◆ **What to produce**:
Wherever the word "Berechnung" turns up in a line of the entries, copy that line.
-.-.-
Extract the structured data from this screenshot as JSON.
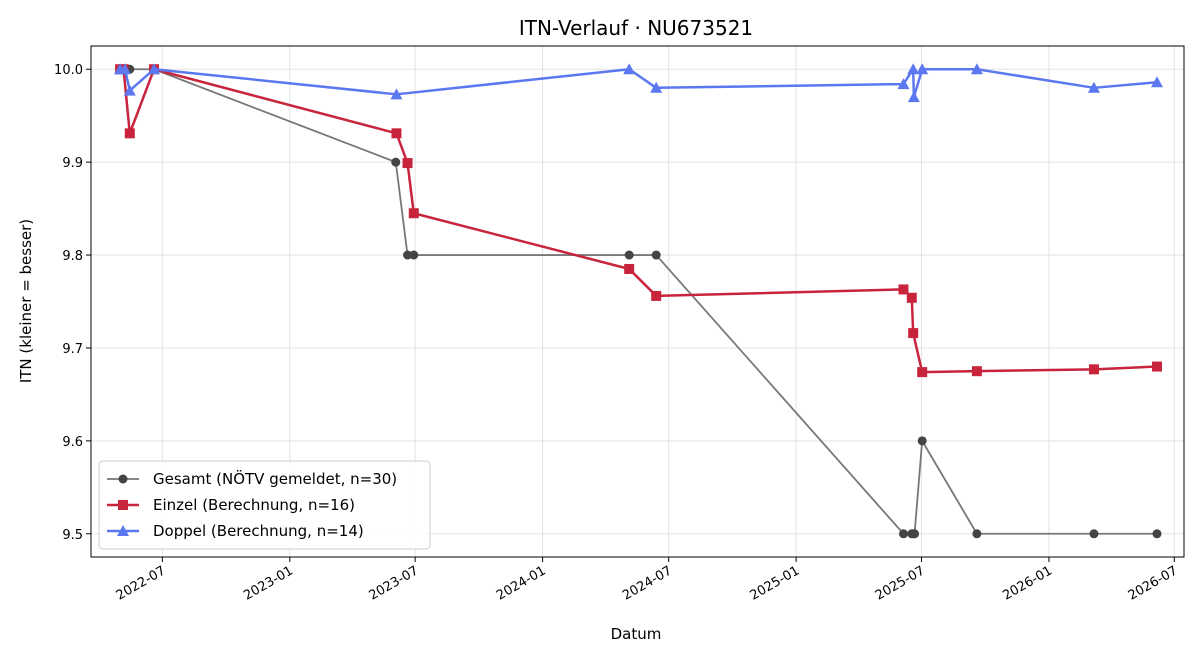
{
  "chart_data": {
    "type": "line",
    "title": "ITN-Verlauf · NU673521",
    "xlabel": "Datum",
    "ylabel": "ITN  (kleiner = besser)",
    "xlim": [
      "2022-03-20",
      "2026-07-15"
    ],
    "ylim": [
      9.475,
      10.025
    ],
    "x_ticks": [
      "2022-07",
      "2023-01",
      "2023-07",
      "2024-01",
      "2024-07",
      "2025-01",
      "2025-07",
      "2026-01",
      "2026-07"
    ],
    "y_ticks": [
      9.5,
      9.6,
      9.7,
      9.8,
      9.9,
      10.0
    ],
    "y_tick_labels": [
      "9.5",
      "9.6",
      "9.7",
      "9.8",
      "9.9",
      "10.0"
    ],
    "grid": true,
    "legend_position": "lower-left",
    "series": [
      {
        "name": "Gesamt (NÖTV gemeldet, n=30)",
        "color": "#777777",
        "marker_color": "#444444",
        "marker": "circle",
        "points": [
          [
            "2022-05-01",
            10.0
          ],
          [
            "2022-05-06",
            10.0
          ],
          [
            "2022-05-10",
            10.0
          ],
          [
            "2022-05-13",
            10.0
          ],
          [
            "2022-05-15",
            10.0
          ],
          [
            "2022-06-19",
            10.0
          ],
          [
            "2023-06-03",
            9.9
          ],
          [
            "2023-06-20",
            9.8
          ],
          [
            "2023-06-29",
            9.8
          ],
          [
            "2024-05-05",
            9.8
          ],
          [
            "2024-06-13",
            9.8
          ],
          [
            "2025-06-05",
            9.5
          ],
          [
            "2025-06-17",
            9.5
          ],
          [
            "2025-06-19",
            9.5
          ],
          [
            "2025-06-21",
            9.5
          ],
          [
            "2025-07-02",
            9.6
          ],
          [
            "2025-09-19",
            9.5
          ],
          [
            "2026-03-07",
            9.5
          ],
          [
            "2026-06-06",
            9.5
          ]
        ]
      },
      {
        "name": "Einzel (Berechnung, n=16)",
        "color": "#c8243c",
        "marker": "square",
        "points": [
          [
            "2022-05-01",
            10.0
          ],
          [
            "2022-05-06",
            10.0
          ],
          [
            "2022-05-15",
            9.931
          ],
          [
            "2022-06-19",
            10.0
          ],
          [
            "2023-06-04",
            9.931
          ],
          [
            "2023-06-20",
            9.899
          ],
          [
            "2023-06-29",
            9.845
          ],
          [
            "2024-05-05",
            9.785
          ],
          [
            "2024-06-13",
            9.756
          ],
          [
            "2025-06-05",
            9.763
          ],
          [
            "2025-06-17",
            9.754
          ],
          [
            "2025-06-19",
            9.716
          ],
          [
            "2025-07-02",
            9.674
          ],
          [
            "2025-09-19",
            9.675
          ],
          [
            "2026-03-07",
            9.677
          ],
          [
            "2026-06-06",
            9.68
          ]
        ]
      },
      {
        "name": "Doppel (Berechnung, n=14)",
        "color": "#5b78f0",
        "marker": "triangle",
        "points": [
          [
            "2022-05-01",
            10.0
          ],
          [
            "2022-05-08",
            10.0
          ],
          [
            "2022-05-15",
            9.977
          ],
          [
            "2022-06-19",
            10.0
          ],
          [
            "2023-06-04",
            9.973
          ],
          [
            "2024-05-05",
            10.0
          ],
          [
            "2024-06-13",
            9.98
          ],
          [
            "2025-06-05",
            9.984
          ],
          [
            "2025-06-19",
            10.0
          ],
          [
            "2025-06-20",
            9.97
          ],
          [
            "2025-07-02",
            10.0
          ],
          [
            "2025-09-19",
            10.0
          ],
          [
            "2026-03-07",
            9.98
          ],
          [
            "2026-06-06",
            9.986
          ]
        ]
      }
    ]
  }
}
-.-.-
◆ **Answer in full**:
        "name": "Einzel (Berechnung, n=16)",
        "name": "Doppel (Berechnung, n=14)",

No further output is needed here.